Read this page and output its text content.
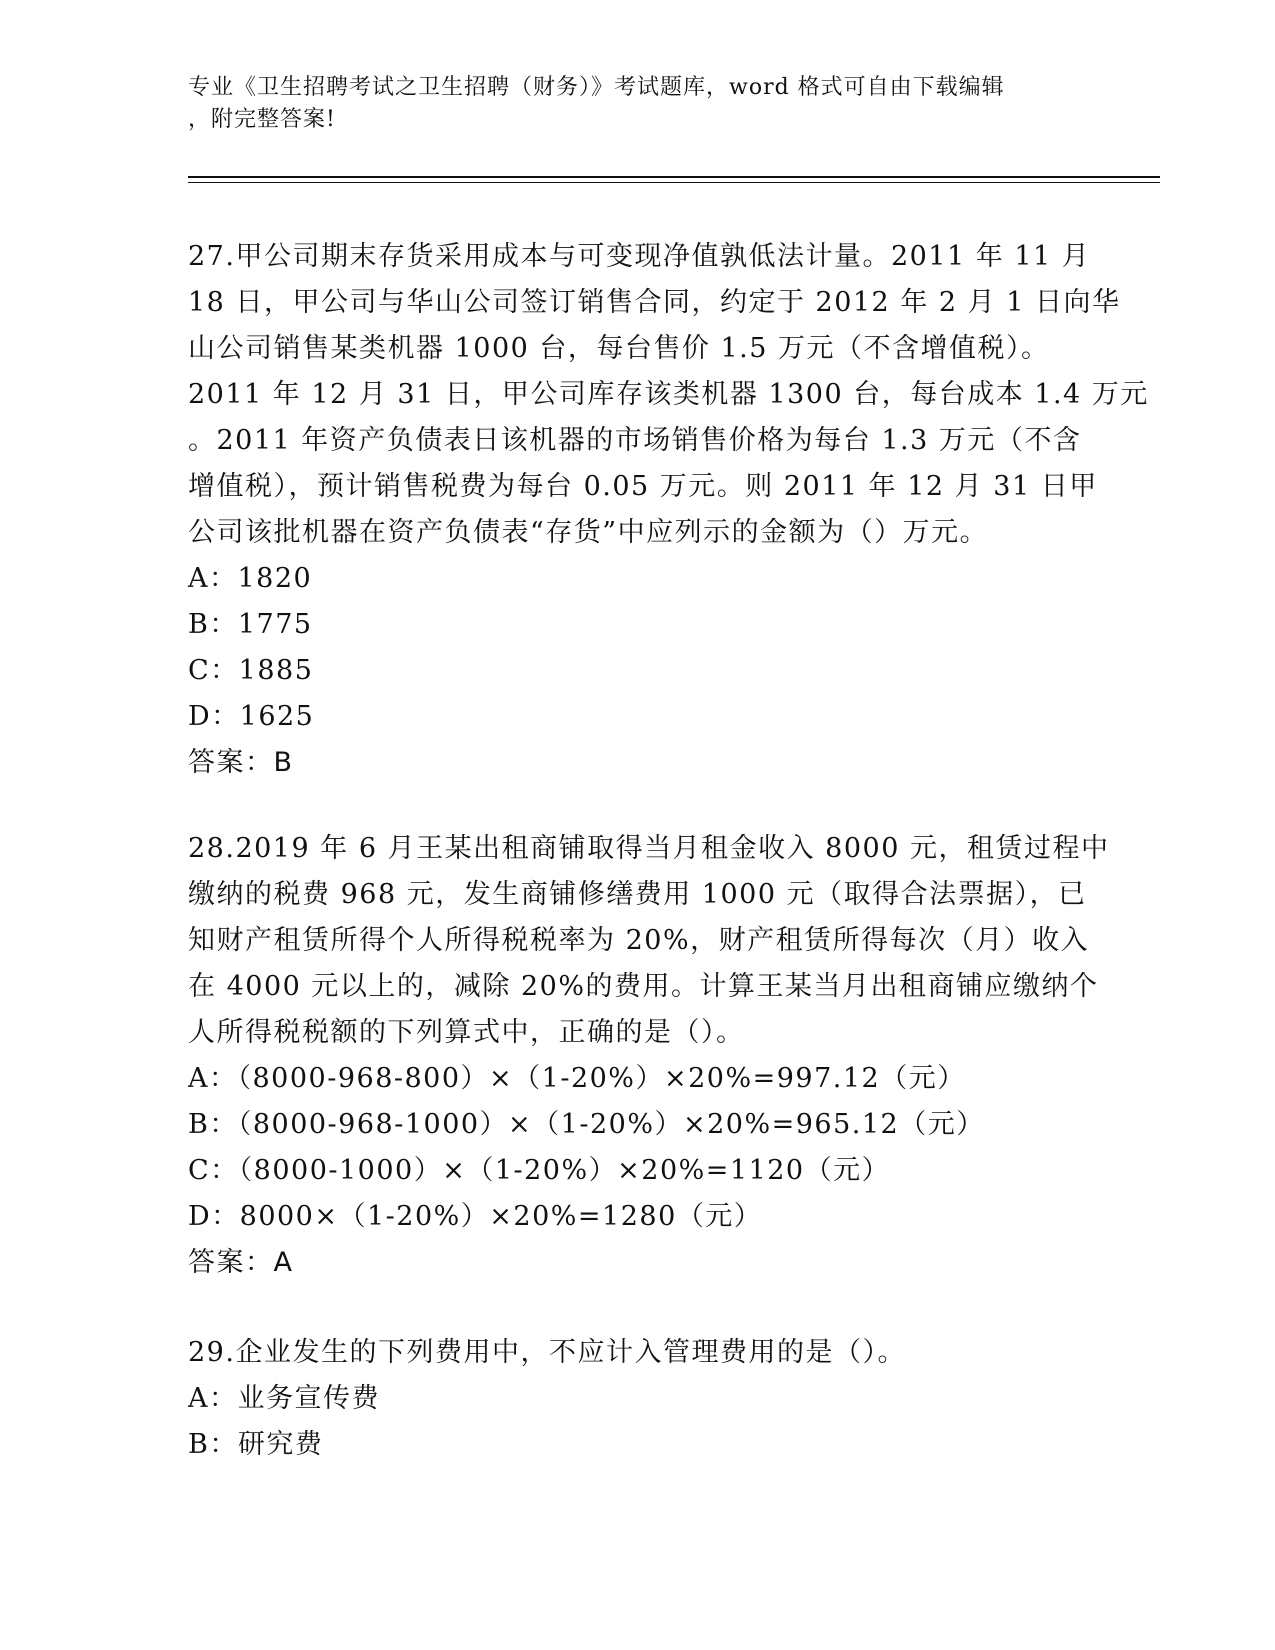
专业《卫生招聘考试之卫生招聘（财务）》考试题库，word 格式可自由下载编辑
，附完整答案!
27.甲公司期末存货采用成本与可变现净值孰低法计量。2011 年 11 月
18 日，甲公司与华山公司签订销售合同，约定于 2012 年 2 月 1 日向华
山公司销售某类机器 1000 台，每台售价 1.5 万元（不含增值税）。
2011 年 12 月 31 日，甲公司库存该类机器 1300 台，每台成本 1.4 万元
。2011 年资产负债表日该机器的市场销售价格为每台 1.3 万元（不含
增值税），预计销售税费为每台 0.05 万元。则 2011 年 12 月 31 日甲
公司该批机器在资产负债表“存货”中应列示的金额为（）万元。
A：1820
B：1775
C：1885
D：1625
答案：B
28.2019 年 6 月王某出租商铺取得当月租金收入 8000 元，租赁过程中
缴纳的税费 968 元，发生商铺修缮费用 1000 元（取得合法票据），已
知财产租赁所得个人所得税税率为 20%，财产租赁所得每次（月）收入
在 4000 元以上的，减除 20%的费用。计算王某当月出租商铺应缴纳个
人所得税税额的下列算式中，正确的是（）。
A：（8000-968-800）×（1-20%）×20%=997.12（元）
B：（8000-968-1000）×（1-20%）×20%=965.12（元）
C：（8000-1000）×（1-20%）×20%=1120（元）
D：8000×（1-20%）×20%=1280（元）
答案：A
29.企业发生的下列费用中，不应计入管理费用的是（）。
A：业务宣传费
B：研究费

--

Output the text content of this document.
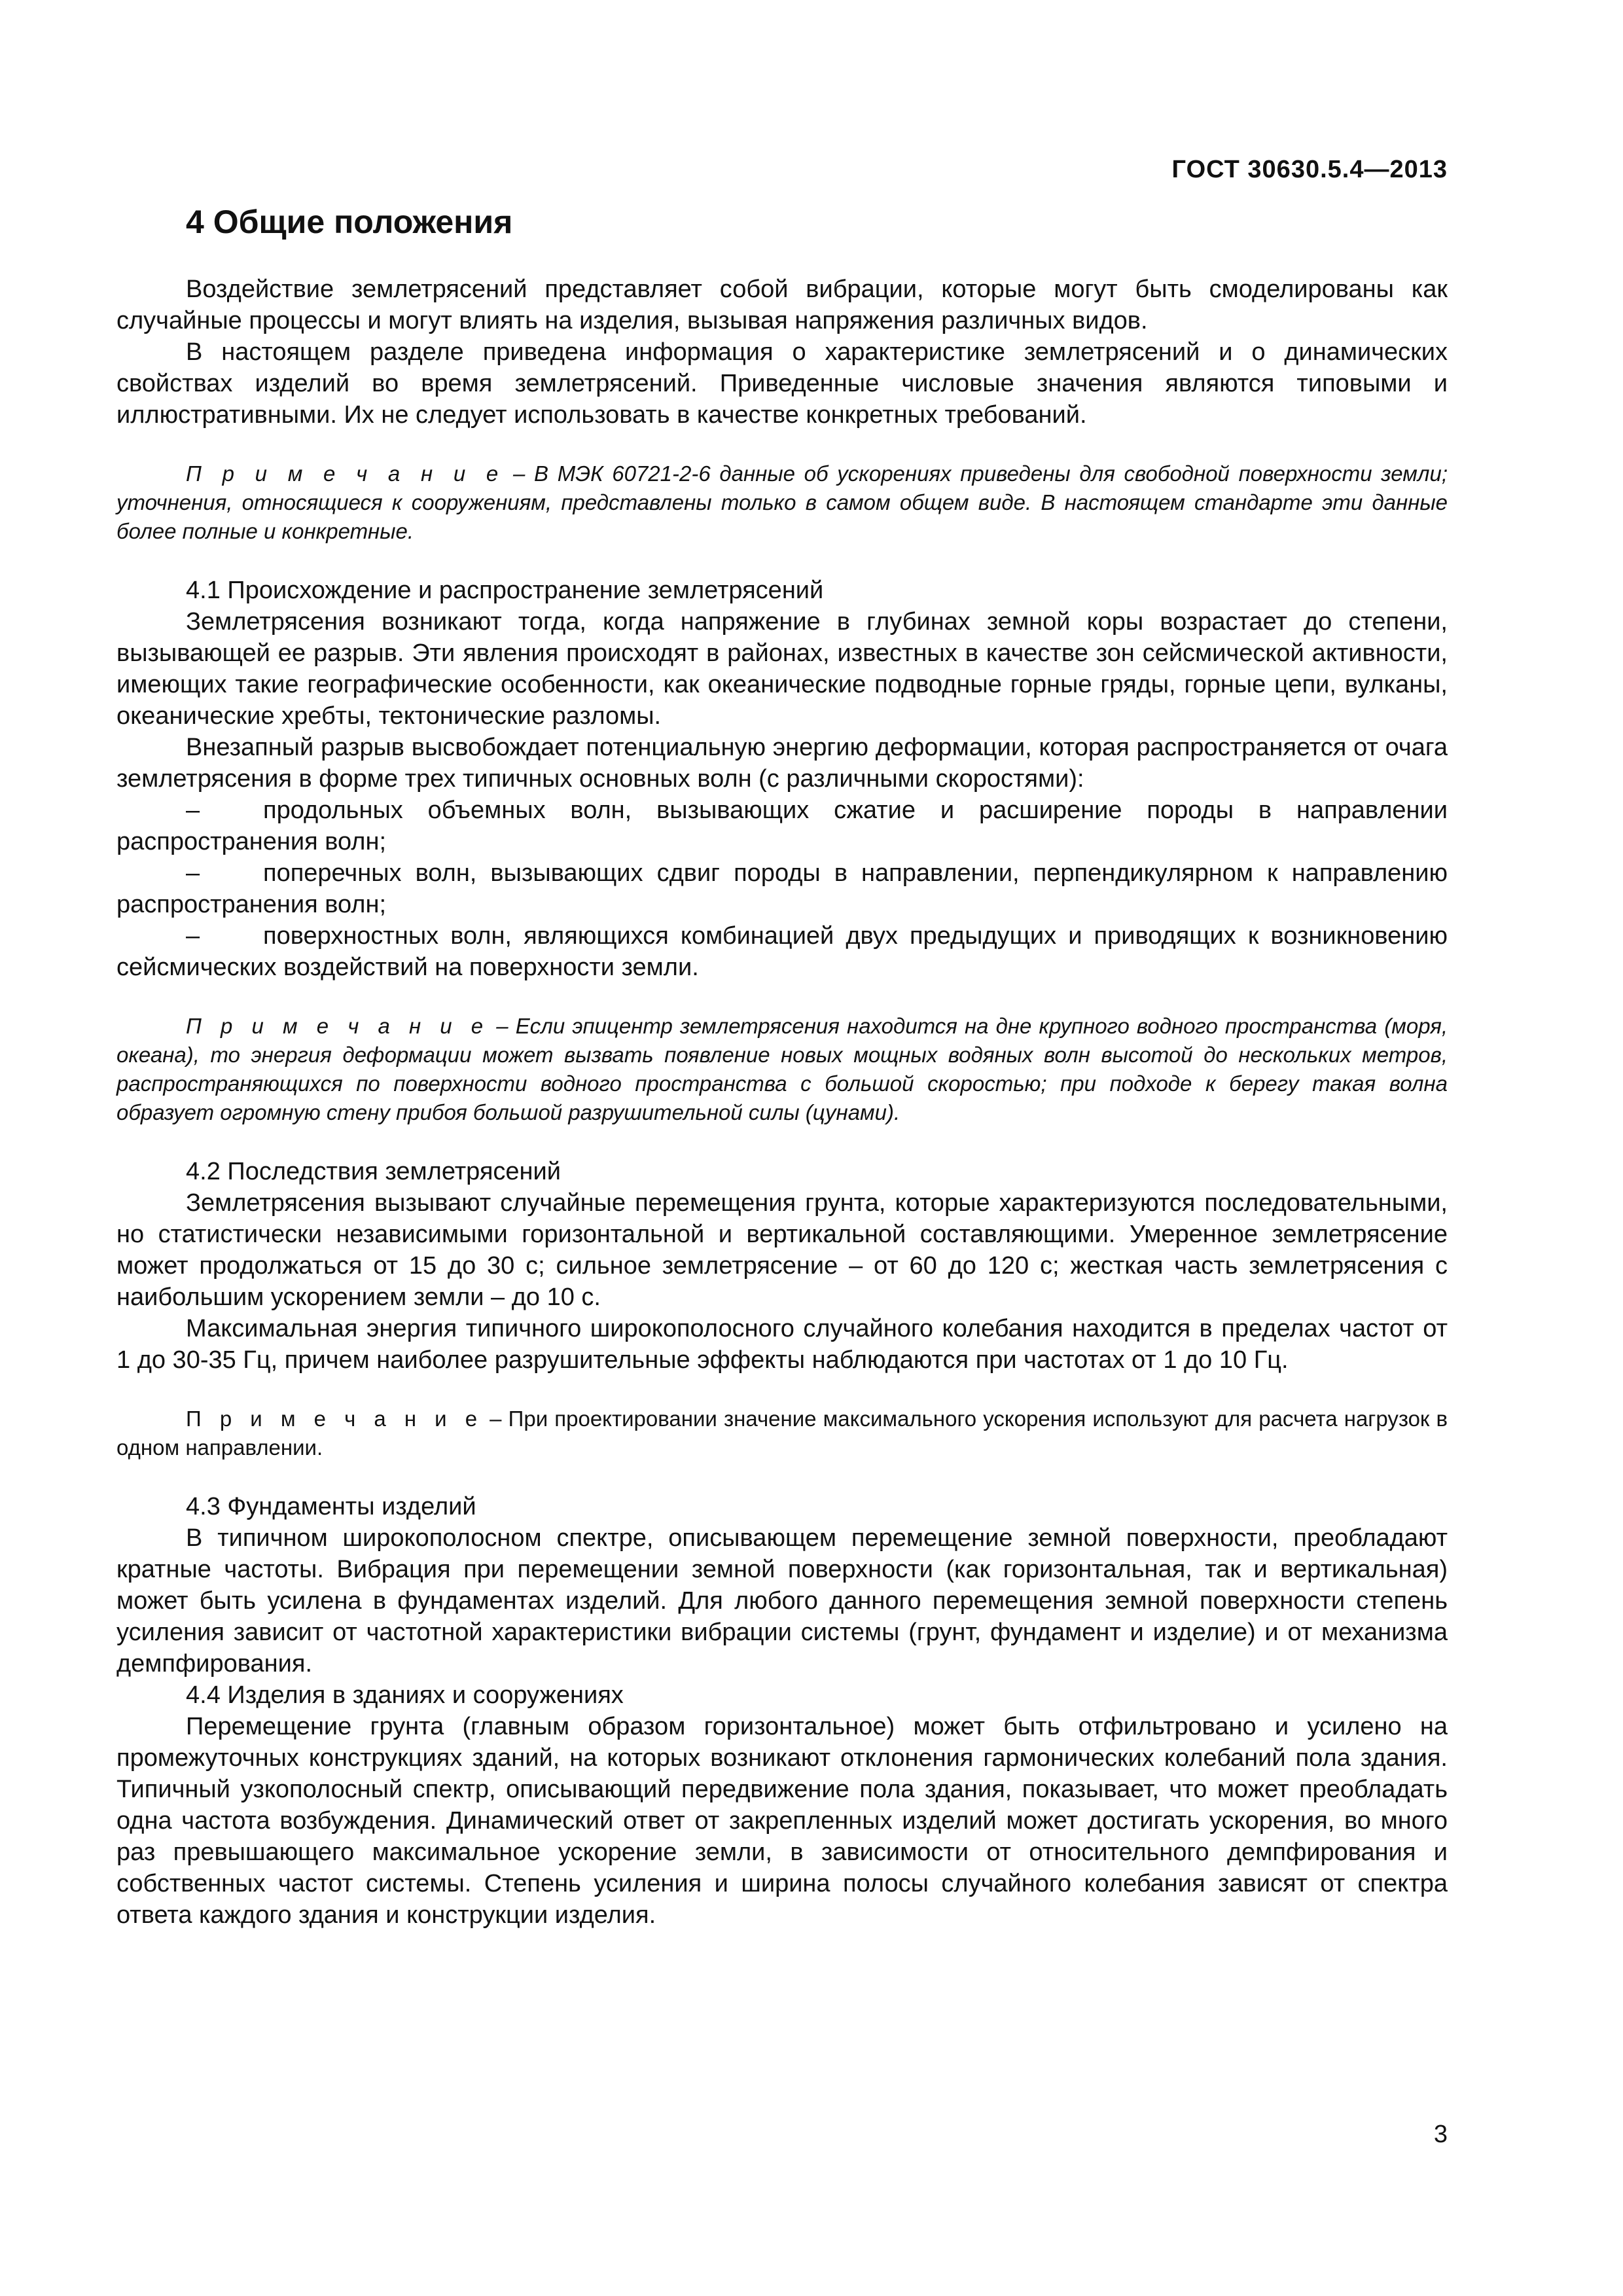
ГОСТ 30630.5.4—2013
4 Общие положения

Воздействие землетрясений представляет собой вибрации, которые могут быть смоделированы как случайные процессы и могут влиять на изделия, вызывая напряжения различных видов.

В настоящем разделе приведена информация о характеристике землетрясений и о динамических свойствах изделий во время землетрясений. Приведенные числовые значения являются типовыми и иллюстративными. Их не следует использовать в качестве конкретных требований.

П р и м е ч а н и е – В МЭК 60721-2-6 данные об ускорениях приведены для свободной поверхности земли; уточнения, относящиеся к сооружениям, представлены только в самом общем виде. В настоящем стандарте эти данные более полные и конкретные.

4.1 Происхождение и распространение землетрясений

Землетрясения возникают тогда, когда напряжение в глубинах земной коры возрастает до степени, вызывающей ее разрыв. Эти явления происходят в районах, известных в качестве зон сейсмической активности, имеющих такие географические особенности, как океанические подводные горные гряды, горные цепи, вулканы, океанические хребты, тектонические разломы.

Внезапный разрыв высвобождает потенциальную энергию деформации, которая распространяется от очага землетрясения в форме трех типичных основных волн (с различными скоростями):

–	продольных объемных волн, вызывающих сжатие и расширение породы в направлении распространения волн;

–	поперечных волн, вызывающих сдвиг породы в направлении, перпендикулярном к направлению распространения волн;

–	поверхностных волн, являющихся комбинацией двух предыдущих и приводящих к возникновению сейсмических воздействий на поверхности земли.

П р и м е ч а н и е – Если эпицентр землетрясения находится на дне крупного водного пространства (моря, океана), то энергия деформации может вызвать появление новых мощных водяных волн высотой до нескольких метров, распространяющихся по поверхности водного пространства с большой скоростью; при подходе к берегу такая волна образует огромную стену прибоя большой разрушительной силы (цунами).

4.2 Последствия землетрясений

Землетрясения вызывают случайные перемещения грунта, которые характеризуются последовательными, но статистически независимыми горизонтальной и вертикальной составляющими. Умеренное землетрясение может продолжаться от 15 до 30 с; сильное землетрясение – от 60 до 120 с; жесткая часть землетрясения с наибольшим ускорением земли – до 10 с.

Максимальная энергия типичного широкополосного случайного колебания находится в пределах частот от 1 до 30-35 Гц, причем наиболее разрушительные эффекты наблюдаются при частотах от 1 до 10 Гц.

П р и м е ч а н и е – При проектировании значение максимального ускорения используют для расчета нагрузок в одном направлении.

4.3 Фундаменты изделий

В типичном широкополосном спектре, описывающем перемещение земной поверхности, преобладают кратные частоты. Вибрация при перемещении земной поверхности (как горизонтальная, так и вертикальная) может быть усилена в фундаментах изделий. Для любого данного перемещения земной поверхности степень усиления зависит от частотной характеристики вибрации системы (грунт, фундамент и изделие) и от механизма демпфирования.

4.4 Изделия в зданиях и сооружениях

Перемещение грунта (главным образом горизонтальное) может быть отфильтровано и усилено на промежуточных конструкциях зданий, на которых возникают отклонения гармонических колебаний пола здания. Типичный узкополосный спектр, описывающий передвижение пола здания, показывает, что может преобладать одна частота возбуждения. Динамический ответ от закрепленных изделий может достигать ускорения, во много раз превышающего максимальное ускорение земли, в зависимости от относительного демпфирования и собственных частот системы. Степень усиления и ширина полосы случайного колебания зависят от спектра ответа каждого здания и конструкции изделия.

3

== What is expected ==
Go through the records and gather the lines that hold "вибрации".

== The completed task ==
Воздействие землетрясений представляет собой вибрации, которые могут быть смоделированы как случайные процессы и могут влиять на изделия, вызывая напряжения различных видов.
В типичном широкополосном спектре, описывающем перемещение земной поверхности, преобладают кратные частоты. Вибрация при перемещении земной поверхности (как горизонтальная, так и вертикальная) может быть усилена в фундаментах изделий. Для любого данного перемещения земной поверхности степень усиления зависит от частотной характеристики вибрации системы (грунт, фундамент и изделие) и от механизма демпфирования.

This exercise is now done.